= WRITTEN EXERCISE =
Print each line exactly as it is given.
** Start SUPPLIED DATA **
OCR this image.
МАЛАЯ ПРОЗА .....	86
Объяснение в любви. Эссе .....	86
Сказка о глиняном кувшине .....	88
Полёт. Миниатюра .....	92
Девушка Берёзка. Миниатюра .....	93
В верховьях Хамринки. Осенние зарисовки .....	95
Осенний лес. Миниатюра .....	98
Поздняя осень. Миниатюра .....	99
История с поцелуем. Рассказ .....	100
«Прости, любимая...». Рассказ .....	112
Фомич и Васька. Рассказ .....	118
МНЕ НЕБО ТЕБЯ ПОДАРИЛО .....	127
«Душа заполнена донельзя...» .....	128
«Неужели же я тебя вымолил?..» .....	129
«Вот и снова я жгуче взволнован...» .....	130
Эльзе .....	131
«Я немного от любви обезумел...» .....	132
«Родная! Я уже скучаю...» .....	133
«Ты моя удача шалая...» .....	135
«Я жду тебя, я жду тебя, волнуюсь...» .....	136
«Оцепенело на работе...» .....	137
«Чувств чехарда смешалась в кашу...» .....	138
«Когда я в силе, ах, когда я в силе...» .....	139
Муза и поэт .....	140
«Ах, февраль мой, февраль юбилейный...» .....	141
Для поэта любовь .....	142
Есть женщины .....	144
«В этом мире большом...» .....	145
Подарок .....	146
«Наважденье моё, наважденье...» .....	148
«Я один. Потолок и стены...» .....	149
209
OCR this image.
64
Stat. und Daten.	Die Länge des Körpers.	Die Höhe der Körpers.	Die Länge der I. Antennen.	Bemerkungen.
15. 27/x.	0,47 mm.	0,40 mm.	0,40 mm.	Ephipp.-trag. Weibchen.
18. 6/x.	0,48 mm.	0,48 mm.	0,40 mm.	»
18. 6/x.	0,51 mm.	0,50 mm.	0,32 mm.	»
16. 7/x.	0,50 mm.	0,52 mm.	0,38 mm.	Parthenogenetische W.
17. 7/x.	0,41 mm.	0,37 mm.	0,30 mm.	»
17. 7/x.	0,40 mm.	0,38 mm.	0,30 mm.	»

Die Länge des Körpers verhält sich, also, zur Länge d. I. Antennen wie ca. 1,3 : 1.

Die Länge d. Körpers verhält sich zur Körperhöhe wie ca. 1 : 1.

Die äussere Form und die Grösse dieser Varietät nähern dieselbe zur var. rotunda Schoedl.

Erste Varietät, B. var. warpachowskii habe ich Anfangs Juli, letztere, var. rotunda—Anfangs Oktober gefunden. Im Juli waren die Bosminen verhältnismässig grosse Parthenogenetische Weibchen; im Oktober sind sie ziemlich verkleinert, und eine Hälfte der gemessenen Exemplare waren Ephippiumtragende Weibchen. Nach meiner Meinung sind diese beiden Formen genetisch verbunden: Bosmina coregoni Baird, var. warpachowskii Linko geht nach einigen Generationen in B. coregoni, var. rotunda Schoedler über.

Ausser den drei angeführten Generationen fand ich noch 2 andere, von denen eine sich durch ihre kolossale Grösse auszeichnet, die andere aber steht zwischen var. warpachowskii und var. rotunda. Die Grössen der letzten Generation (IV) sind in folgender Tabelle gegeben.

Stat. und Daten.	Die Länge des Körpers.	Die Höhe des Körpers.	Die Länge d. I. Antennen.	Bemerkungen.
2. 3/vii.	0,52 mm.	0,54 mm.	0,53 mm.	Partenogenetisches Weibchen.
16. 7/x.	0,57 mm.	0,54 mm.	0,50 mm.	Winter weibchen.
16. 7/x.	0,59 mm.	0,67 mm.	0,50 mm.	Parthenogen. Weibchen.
** End SUPPLIED DATA **
= FULL SOLUTION =
OCR this image.
МАЛАЯ ПРОЗА .....	86
Объяснение в любви. Эссе .....	86
Сказка о глиняном кувшине .....	88
Полёт. Миниатюра .....	92
Девушка Берёзка. Миниатюра .....	93
В верховьях Хамринки. Осенние зарисовки .....	95
Осенний лес. Миниатюра .....	98
Поздняя осень. Миниатюра .....	99
История с поцелуем. Рассказ .....	100
«Прости, любимая...». Рассказ .....	112
Фомич и Васька. Рассказ .....	118
МНЕ НЕБО ТЕБЯ ПОДАРИЛО .....	127
«Душа заполнена донельзя...» .....	128
«Неужели же я тебя вымолил?..» .....	129
«Вот и снова я жгуче взволнован...» .....	130
Эльзе .....	131
«Я немного от любви обезумел...» .....	132
«Родная! Я уже скучаю...» .....	133
«Ты моя удача шалая...» .....	135
«Я жду тебя, я жду тебя, волнуюсь...» .....	136
«Оцепенело на работе...» .....	137
«Чувств чехарда смешалась в кашу...» .....	138
«Когда я в силе, ах, когда я в силе...» .....	139
Муза и поэт .....	140
«Ах, февраль мой, февраль юбилейный...» .....	141
Для поэта любовь .....	142
Есть женщины .....	144
«В этом мире большом...» .....	145
Подарок .....	146
«Наважденье моё, наважденье...» .....	148
«Я один. Потолок и стены...» .....	149
209
OCR this image.
64
Stat. und Daten.	Die Länge des Körpers.	Die Höhe der Körpers.	Die Länge der I. Antennen.	Bemerkungen.
15. 27/x.	0,47 mm.	0,40 mm.	0,40 mm.	Ephipp.-trag. Weibchen.
18. 6/x.	0,48 mm.	0,48 mm.	0,40 mm.	»
18. 6/x.	0,51 mm.	0,50 mm.	0,32 mm.	»
16. 7/x.	0,50 mm.	0,52 mm.	0,38 mm.	Parthenogenetische W.
17. 7/x.	0,41 mm.	0,37 mm.	0,30 mm.	»
17. 7/x.	0,40 mm.	0,38 mm.	0,30 mm.	»

Die Länge des Körpers verhält sich, also, zur Länge d. I. Antennen wie ca. 1,3 : 1.

Die Länge d. Körpers verhält sich zur Körperhöhe wie ca. 1 : 1.

Die äussere Form und die Grösse dieser Varietät nähern dieselbe zur var. rotunda Schoedl.

Erste Varietät, B. var. warpachowskii habe ich Anfangs Juli, letztere, var. rotunda—Anfangs Oktober gefunden. Im Juli waren die Bosminen verhältnismässig grosse Parthenogenetische Weibchen; im Oktober sind sie ziemlich verkleinert, und eine Hälfte der gemessenen Exemplare waren Ephippiumtragende Weibchen. Nach meiner Meinung sind diese beiden Formen genetisch verbunden: Bosmina coregoni Baird, var. warpachowskii Linko geht nach einigen Generationen in B. coregoni, var. rotunda Schoedler über.

Ausser den drei angeführten Generationen fand ich noch 2 andere, von denen eine sich durch ihre kolossale Grösse auszeichnet, die andere aber steht zwischen var. warpachowskii und var. rotunda. Die Grössen der letzten Generation (IV) sind in folgender Tabelle gegeben.

Stat. und Daten.	Die Länge des Körpers.	Die Höhe des Körpers.	Die Länge d. I. Antennen.	Bemerkungen.
2. 3/vii.	0,52 mm.	0,54 mm.	0,53 mm.	Partenogenetisches Weibchen.
16. 7/x.	0,57 mm.	0,54 mm.	0,50 mm.	Winter weibchen.
16. 7/x.	0,59 mm.	0,67 mm.	0,50 mm.	Parthenogen. Weibchen.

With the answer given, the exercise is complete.